**GOAL OF THE EXERCISE**
Extract every line below that contains the word "details".

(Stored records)

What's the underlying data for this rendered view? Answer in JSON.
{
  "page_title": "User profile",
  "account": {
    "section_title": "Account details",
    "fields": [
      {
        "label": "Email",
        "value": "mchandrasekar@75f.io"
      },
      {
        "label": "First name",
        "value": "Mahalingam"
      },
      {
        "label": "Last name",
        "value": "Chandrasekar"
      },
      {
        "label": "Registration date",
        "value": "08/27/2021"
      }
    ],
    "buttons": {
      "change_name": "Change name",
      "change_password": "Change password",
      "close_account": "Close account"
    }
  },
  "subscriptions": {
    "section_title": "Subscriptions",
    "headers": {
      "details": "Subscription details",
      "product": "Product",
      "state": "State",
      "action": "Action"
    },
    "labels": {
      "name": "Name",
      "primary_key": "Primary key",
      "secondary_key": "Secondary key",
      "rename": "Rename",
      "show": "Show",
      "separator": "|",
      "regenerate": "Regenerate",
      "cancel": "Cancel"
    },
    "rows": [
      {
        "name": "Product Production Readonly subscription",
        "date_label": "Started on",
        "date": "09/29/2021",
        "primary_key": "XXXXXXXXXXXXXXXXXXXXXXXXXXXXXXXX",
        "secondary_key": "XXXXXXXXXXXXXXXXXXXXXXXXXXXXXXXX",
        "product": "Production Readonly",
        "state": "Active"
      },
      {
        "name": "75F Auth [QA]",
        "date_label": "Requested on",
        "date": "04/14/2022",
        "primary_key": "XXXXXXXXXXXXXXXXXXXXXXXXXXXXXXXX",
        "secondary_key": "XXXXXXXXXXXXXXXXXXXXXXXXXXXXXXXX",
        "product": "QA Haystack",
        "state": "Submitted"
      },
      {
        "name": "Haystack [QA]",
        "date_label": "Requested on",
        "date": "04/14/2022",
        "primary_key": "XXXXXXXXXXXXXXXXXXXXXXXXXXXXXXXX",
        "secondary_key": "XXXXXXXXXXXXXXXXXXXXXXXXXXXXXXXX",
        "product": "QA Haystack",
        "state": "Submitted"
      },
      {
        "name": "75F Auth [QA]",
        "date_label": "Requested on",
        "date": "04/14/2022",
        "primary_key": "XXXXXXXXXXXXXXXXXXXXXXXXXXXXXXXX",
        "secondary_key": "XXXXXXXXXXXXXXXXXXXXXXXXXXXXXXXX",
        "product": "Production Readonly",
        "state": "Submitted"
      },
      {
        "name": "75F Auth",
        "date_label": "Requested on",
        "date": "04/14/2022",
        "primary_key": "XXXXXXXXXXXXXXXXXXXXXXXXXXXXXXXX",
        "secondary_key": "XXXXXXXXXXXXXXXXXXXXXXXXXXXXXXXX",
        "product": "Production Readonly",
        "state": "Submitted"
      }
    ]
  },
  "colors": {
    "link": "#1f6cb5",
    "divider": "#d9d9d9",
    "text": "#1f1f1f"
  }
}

**THE SOLUTION**
    "section_title": "Account details",
      "details": "Subscription details",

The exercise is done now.